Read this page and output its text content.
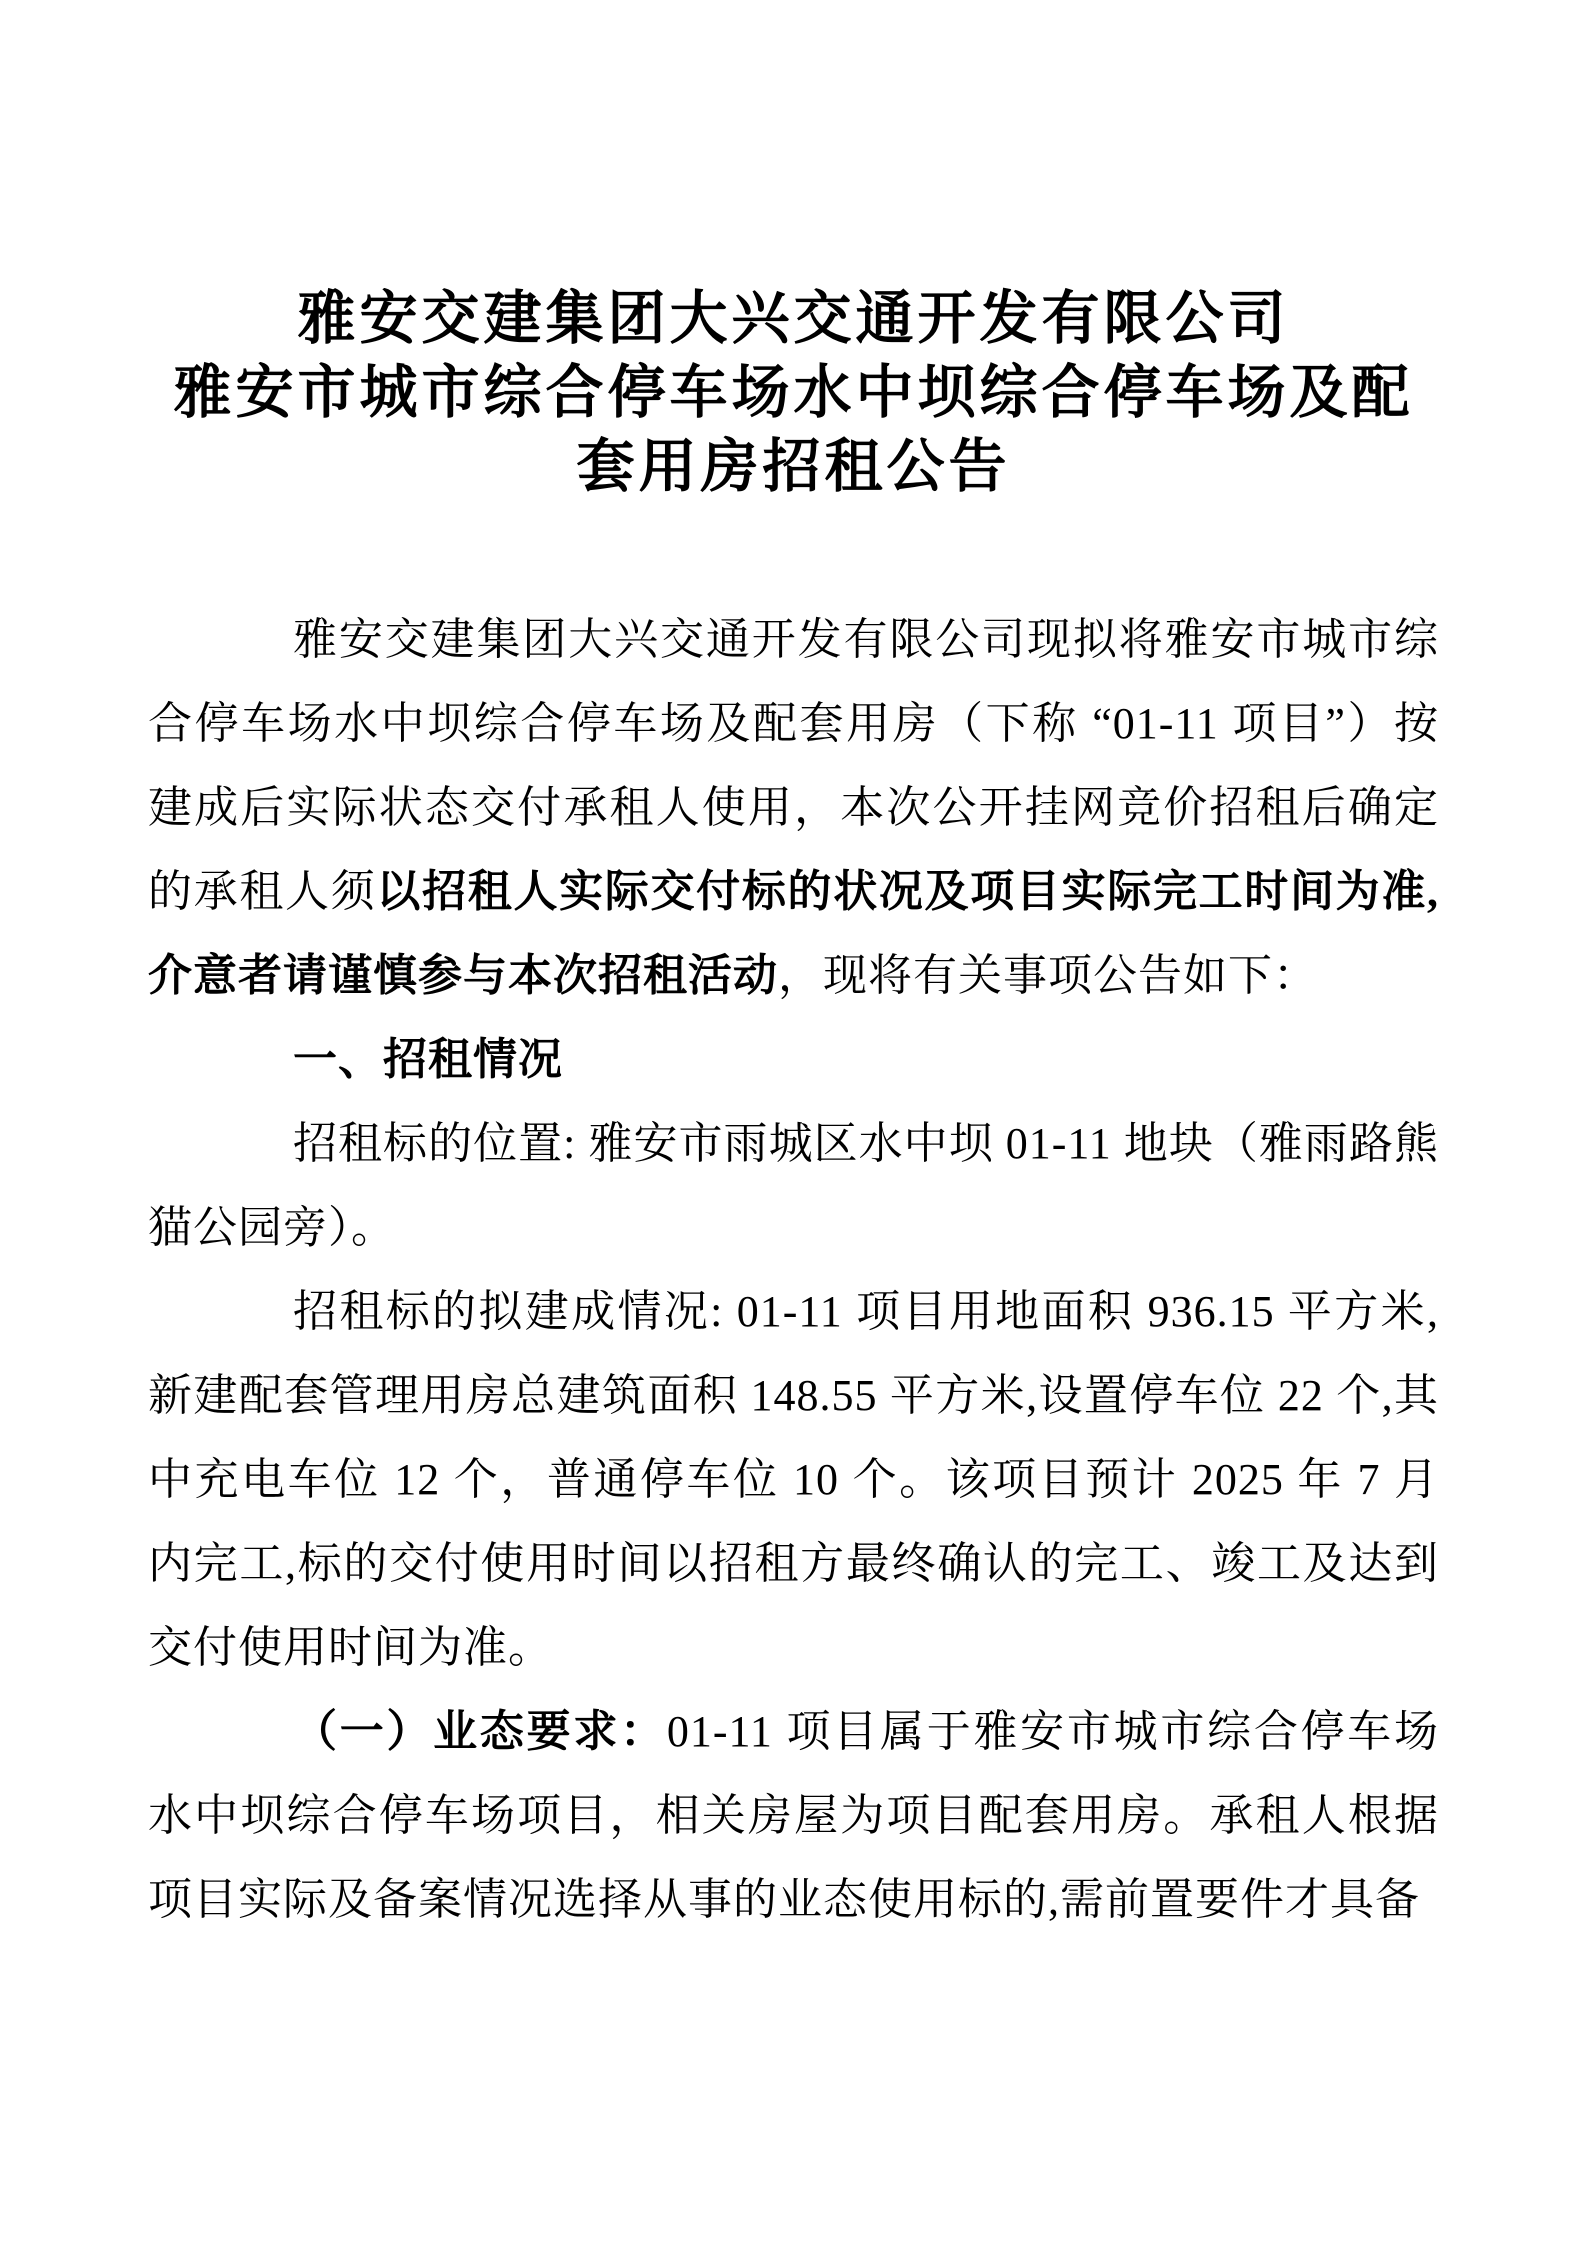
雅安交建集团大兴交通开发有限公司
雅安市城市综合停车场水中坝综合停车场及配
套用房招租公告

雅安交建集团大兴交通开发有限公司现拟将雅安市城市综合停车场水中坝综合停车场及配套用房（下称 “01-11 项目”）按建成后实际状态交付承租人使用，本次公开挂网竞价招租后确定的承租人须以招租人实际交付标的状况及项目实际完工时间为准,介意者请谨慎参与本次招租活动，现将有关事项公告如下：

一、招租情况

招租标的位置: 雅安市雨城区水中坝 01-11 地块（雅雨路熊猫公园旁）。

招租标的拟建成情况: 01-11 项目用地面积 936.15 平方米, 新建配套管理用房总建筑面积 148.55 平方米,设置停车位 22 个,其中充电车位 12 个，普通停车位 10 个。该项目预计 2025 年 7 月内完工,标的交付使用时间以招租方最终确认的完工、竣工及达到交付使用时间为准。

（一）业态要求：01-11 项目属于雅安市城市综合停车场水中坝综合停车场项目，相关房屋为项目配套用房。承租人根据项目实际及备案情况选择从事的业态使用标的,需前置要件才具备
┄┄┄┄┄┄┄┄┄┄
**The request**. Repeat all of the entries word for word, but omit the pictures.

**Task output**.
Read this page and output its text content.
雅安交建集团大兴交通开发有限公司
雅安市城市综合停车场水中坝综合停车场及配
套用房招租公告

雅安交建集团大兴交通开发有限公司现拟将雅安市城市综合停车场水中坝综合停车场及配套用房（下称 “01-11 项目”）按建成后实际状态交付承租人使用，本次公开挂网竞价招租后确定的承租人须以招租人实际交付标的状况及项目实际完工时间为准,介意者请谨慎参与本次招租活动，现将有关事项公告如下：

一、招租情况

招租标的位置: 雅安市雨城区水中坝 01-11 地块（雅雨路熊猫公园旁）。

招租标的拟建成情况: 01-11 项目用地面积 936.15 平方米, 新建配套管理用房总建筑面积 148.55 平方米,设置停车位 22 个,其中充电车位 12 个，普通停车位 10 个。该项目预计 2025 年 7 月内完工,标的交付使用时间以招租方最终确认的完工、竣工及达到交付使用时间为准。

（一）业态要求：01-11 项目属于雅安市城市综合停车场水中坝综合停车场项目，相关房屋为项目配套用房。承租人根据项目实际及备案情况选择从事的业态使用标的,需前置要件才具备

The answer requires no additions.